# TASK TO COMPLETE:
Return all of the lines below exactly as they are.

# THE RECORDS:
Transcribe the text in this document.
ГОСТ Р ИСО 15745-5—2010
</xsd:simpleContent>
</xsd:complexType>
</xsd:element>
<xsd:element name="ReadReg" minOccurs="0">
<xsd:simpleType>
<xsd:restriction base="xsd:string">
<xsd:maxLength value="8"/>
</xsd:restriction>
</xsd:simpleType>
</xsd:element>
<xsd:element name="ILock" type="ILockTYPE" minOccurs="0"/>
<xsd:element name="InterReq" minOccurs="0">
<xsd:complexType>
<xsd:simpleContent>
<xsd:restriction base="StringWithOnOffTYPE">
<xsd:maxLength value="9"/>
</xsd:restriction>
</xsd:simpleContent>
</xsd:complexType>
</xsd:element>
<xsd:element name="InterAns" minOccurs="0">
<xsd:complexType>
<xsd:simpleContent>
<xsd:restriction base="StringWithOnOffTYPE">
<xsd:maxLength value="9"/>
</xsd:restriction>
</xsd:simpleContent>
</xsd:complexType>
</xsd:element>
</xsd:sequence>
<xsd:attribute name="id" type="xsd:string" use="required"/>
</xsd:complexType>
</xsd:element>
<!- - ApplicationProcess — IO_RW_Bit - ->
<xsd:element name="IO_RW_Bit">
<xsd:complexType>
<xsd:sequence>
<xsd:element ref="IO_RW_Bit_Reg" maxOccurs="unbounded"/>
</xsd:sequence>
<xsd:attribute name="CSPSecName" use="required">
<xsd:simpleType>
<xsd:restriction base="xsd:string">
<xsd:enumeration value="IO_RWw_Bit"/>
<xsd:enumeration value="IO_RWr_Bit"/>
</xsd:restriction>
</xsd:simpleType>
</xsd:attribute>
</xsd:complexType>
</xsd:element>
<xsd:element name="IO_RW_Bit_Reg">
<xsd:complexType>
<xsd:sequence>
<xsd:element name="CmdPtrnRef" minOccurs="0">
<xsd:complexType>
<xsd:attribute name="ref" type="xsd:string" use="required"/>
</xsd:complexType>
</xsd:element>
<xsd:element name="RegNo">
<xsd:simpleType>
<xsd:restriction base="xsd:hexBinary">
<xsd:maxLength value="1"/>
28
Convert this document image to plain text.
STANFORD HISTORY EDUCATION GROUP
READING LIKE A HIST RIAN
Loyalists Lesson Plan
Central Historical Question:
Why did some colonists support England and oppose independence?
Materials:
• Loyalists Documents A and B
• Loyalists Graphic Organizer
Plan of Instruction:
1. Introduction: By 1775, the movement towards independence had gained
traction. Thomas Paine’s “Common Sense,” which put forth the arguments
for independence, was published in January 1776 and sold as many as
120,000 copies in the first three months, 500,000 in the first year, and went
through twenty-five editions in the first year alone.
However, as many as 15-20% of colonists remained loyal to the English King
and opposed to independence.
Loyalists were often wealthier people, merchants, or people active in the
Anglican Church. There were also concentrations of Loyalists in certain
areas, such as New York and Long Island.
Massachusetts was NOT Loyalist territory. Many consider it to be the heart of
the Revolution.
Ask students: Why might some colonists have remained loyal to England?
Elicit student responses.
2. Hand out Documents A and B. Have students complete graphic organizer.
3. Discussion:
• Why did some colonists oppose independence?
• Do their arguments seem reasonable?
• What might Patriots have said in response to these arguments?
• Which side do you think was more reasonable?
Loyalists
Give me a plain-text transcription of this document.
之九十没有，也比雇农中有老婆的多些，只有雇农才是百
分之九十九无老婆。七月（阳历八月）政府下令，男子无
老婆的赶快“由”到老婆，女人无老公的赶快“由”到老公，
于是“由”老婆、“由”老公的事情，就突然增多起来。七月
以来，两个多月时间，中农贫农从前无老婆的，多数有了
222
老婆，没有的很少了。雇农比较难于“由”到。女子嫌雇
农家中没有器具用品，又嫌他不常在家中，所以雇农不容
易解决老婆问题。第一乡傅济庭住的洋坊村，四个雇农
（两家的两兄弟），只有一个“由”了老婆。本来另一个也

# FULL ANSWER:
Transcribe the text in this document.
ГОСТ Р ИСО 15745-5—2010
</xsd:simpleContent>
</xsd:complexType>
</xsd:element>
<xsd:element name="ReadReg" minOccurs="0">
<xsd:simpleType>
<xsd:restriction base="xsd:string">
<xsd:maxLength value="8"/>
</xsd:restriction>
</xsd:simpleType>
</xsd:element>
<xsd:element name="ILock" type="ILockTYPE" minOccurs="0"/>
<xsd:element name="InterReq" minOccurs="0">
<xsd:complexType>
<xsd:simpleContent>
<xsd:restriction base="StringWithOnOffTYPE">
<xsd:maxLength value="9"/>
</xsd:restriction>
</xsd:simpleContent>
</xsd:complexType>
</xsd:element>
<xsd:element name="InterAns" minOccurs="0">
<xsd:complexType>
<xsd:simpleContent>
<xsd:restriction base="StringWithOnOffTYPE">
<xsd:maxLength value="9"/>
</xsd:restriction>
</xsd:simpleContent>
</xsd:complexType>
</xsd:element>
</xsd:sequence>
<xsd:attribute name="id" type="xsd:string" use="required"/>
</xsd:complexType>
</xsd:element>
<!- - ApplicationProcess — IO_RW_Bit - ->
<xsd:element name="IO_RW_Bit">
<xsd:complexType>
<xsd:sequence>
<xsd:element ref="IO_RW_Bit_Reg" maxOccurs="unbounded"/>
</xsd:sequence>
<xsd:attribute name="CSPSecName" use="required">
<xsd:simpleType>
<xsd:restriction base="xsd:string">
<xsd:enumeration value="IO_RWw_Bit"/>
<xsd:enumeration value="IO_RWr_Bit"/>
</xsd:restriction>
</xsd:simpleType>
</xsd:attribute>
</xsd:complexType>
</xsd:element>
<xsd:element name="IO_RW_Bit_Reg">
<xsd:complexType>
<xsd:sequence>
<xsd:element name="CmdPtrnRef" minOccurs="0">
<xsd:complexType>
<xsd:attribute name="ref" type="xsd:string" use="required"/>
</xsd:complexType>
</xsd:element>
<xsd:element name="RegNo">
<xsd:simpleType>
<xsd:restriction base="xsd:hexBinary">
<xsd:maxLength value="1"/>
28
Convert this document image to plain text.
STANFORD HISTORY EDUCATION GROUP
READING LIKE A HIST RIAN
Loyalists Lesson Plan
Central Historical Question:
Why did some colonists support England and oppose independence?
Materials:
• Loyalists Documents A and B
• Loyalists Graphic Organizer
Plan of Instruction:
1. Introduction: By 1775, the movement towards independence had gained
traction. Thomas Paine’s “Common Sense,” which put forth the arguments
for independence, was published in January 1776 and sold as many as
120,000 copies in the first three months, 500,000 in the first year, and went
through twenty-five editions in the first year alone.
However, as many as 15-20% of colonists remained loyal to the English King
and opposed to independence.
Loyalists were often wealthier people, merchants, or people active in the
Anglican Church. There were also concentrations of Loyalists in certain
areas, such as New York and Long Island.
Massachusetts was NOT Loyalist territory. Many consider it to be the heart of
the Revolution.
Ask students: Why might some colonists have remained loyal to England?
Elicit student responses.
2. Hand out Documents A and B. Have students complete graphic organizer.
3. Discussion:
• Why did some colonists oppose independence?
• Do their arguments seem reasonable?
• What might Patriots have said in response to these arguments?
• Which side do you think was more reasonable?
Loyalists
Give me a plain-text transcription of this document.
之九十没有，也比雇农中有老婆的多些，只有雇农才是百
分之九十九无老婆。七月（阳历八月）政府下令，男子无
老婆的赶快“由”到老婆，女人无老公的赶快“由”到老公，
于是“由”老婆、“由”老公的事情，就突然增多起来。七月
以来，两个多月时间，中农贫农从前无老婆的，多数有了
222
老婆，没有的很少了。雇农比较难于“由”到。女子嫌雇
农家中没有器具用品，又嫌他不常在家中，所以雇农不容
易解决老婆问题。第一乡傅济庭住的洋坊村，四个雇农
（两家的两兄弟），只有一个“由”了老婆。本来另一个也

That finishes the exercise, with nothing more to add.